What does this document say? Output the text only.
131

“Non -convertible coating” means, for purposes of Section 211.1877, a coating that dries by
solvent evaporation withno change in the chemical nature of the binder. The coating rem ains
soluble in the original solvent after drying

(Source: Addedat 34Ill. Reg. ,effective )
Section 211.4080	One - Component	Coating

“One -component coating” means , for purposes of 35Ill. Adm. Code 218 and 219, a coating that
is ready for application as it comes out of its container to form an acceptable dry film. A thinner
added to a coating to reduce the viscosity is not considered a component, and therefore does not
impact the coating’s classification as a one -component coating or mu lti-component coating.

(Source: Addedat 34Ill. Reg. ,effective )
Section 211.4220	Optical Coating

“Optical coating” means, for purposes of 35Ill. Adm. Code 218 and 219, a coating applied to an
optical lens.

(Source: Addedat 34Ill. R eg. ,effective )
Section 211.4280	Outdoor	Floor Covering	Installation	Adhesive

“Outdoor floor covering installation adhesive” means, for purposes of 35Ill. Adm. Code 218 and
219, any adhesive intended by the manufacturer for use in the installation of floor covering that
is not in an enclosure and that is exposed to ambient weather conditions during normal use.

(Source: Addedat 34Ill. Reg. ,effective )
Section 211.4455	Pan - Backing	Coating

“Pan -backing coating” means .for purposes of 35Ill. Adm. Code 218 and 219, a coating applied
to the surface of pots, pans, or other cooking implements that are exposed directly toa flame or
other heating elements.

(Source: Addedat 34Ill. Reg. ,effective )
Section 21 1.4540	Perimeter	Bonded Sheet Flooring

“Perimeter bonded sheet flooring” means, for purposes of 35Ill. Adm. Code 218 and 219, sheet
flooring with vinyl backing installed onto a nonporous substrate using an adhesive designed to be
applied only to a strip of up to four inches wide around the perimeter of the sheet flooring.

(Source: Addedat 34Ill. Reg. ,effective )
┄┄┄┄┄┄┄┄┄┄
* PROBLEM TO SOLVE *
Every entry must be retyped in full, exactly as given.

* FINAL RESULT *
What does this document say? Output the text only.
131

“Non -convertible coating” means, for purposes of Section 211.1877, a coating that dries by
solvent evaporation withno change in the chemical nature of the binder. The coating rem ains
soluble in the original solvent after drying

(Source: Addedat 34Ill. Reg. ,effective )
Section 211.4080	One - Component	Coating

“One -component coating” means , for purposes of 35Ill. Adm. Code 218 and 219, a coating that
is ready for application as it comes out of its container to form an acceptable dry film. A thinner
added to a coating to reduce the viscosity is not considered a component, and therefore does not
impact the coating’s classification as a one -component coating or mu lti-component coating.

(Source: Addedat 34Ill. Reg. ,effective )
Section 211.4220	Optical Coating

“Optical coating” means, for purposes of 35Ill. Adm. Code 218 and 219, a coating applied to an
optical lens.

(Source: Addedat 34Ill. R eg. ,effective )
Section 211.4280	Outdoor	Floor Covering	Installation	Adhesive

“Outdoor floor covering installation adhesive” means, for purposes of 35Ill. Adm. Code 218 and
219, any adhesive intended by the manufacturer for use in the installation of floor covering that
is not in an enclosure and that is exposed to ambient weather conditions during normal use.

(Source: Addedat 34Ill. Reg. ,effective )
Section 211.4455	Pan - Backing	Coating

“Pan -backing coating” means .for purposes of 35Ill. Adm. Code 218 and 219, a coating applied
to the surface of pots, pans, or other cooking implements that are exposed directly toa flame or
other heating elements.

(Source: Addedat 34Ill. Reg. ,effective )
Section 21 1.4540	Perimeter	Bonded Sheet Flooring

“Perimeter bonded sheet flooring” means, for purposes of 35Ill. Adm. Code 218 and 219, sheet
flooring with vinyl backing installed onto a nonporous substrate using an adhesive designed to be
applied only to a strip of up to four inches wide around the perimeter of the sheet flooring.

(Source: Addedat 34Ill. Reg. ,effective )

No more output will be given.